>>
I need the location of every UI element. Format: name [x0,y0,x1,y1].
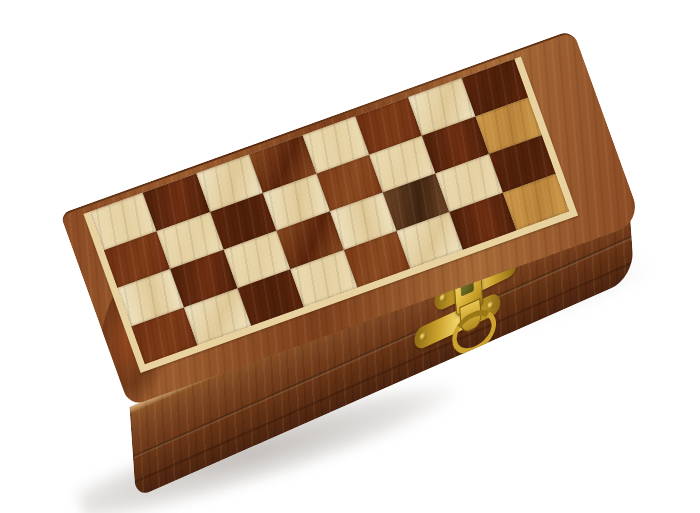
latch-screw [487,300,494,310]
latch-screw [420,331,427,341]
chess-box [60,29,573,214]
product-photo [0,0,700,513]
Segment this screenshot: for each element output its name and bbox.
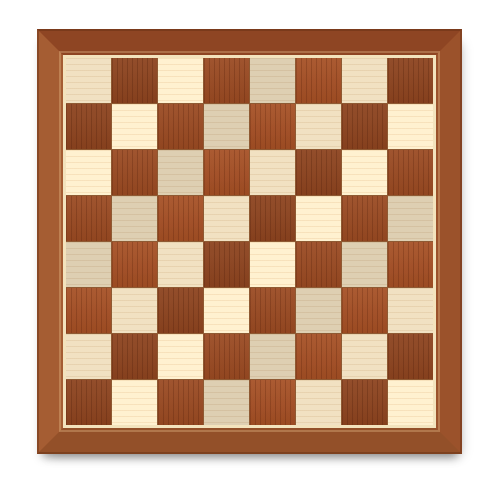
square-a8 [66,58,111,103]
square-a6 [66,150,111,195]
square-h3 [388,288,433,333]
square-e6 [250,150,295,195]
square-c4 [158,242,203,287]
square-d1 [204,380,249,425]
square-h5 [388,196,433,241]
square-h7 [388,104,433,149]
square-c5 [158,196,203,241]
square-b5 [112,196,157,241]
square-g7 [342,104,387,149]
square-b2 [112,334,157,379]
square-a3 [66,288,111,333]
square-h4 [388,242,433,287]
square-e2 [250,334,295,379]
square-d8 [204,58,249,103]
square-b8 [112,58,157,103]
square-b4 [112,242,157,287]
square-c6 [158,150,203,195]
square-f7 [296,104,341,149]
square-e8 [250,58,295,103]
square-a5 [66,196,111,241]
square-e4 [250,242,295,287]
square-h1 [388,380,433,425]
square-c7 [158,104,203,149]
square-d7 [204,104,249,149]
square-d5 [204,196,249,241]
square-f1 [296,380,341,425]
square-e7 [250,104,295,149]
square-a2 [66,334,111,379]
board-grid [66,58,433,425]
square-f8 [296,58,341,103]
square-h2 [388,334,433,379]
product-photo [0,0,500,500]
square-d2 [204,334,249,379]
square-f3 [296,288,341,333]
square-d6 [204,150,249,195]
square-e1 [250,380,295,425]
square-f6 [296,150,341,195]
square-f4 [296,242,341,287]
square-a1 [66,380,111,425]
square-c2 [158,334,203,379]
square-b7 [112,104,157,149]
square-c1 [158,380,203,425]
square-c3 [158,288,203,333]
square-g1 [342,380,387,425]
square-g5 [342,196,387,241]
square-h8 [388,58,433,103]
square-b1 [112,380,157,425]
square-a7 [66,104,111,149]
square-f2 [296,334,341,379]
square-g8 [342,58,387,103]
square-c8 [158,58,203,103]
square-g6 [342,150,387,195]
square-e5 [250,196,295,241]
square-d4 [204,242,249,287]
square-d3 [204,288,249,333]
square-g2 [342,334,387,379]
square-b3 [112,288,157,333]
square-a4 [66,242,111,287]
square-h6 [388,150,433,195]
square-e3 [250,288,295,333]
chess-board [37,29,462,454]
square-b6 [112,150,157,195]
square-f5 [296,196,341,241]
square-g4 [342,242,387,287]
square-g3 [342,288,387,333]
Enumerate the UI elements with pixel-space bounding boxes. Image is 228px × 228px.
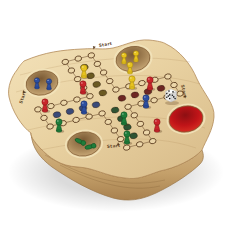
<<
REQUIRED TASK: Recast the stretch of lines from the very first one through the line containing "Segment this screenshot: for" as a numbered list, skipping any blank lines. Leave the pictures out of your answer.

COMPLETE OUTPUT:
1. I need the location of every UI element. Format: name [x0,y0,x1,y1].
2. latch-screw [487,300,494,310]
3. latch-screw [420,331,427,341]
4. chess-box [60,29,573,214]
5. product-photo [0,0,700,513]
6. Segment this screenshot: for each element output its name and bbox.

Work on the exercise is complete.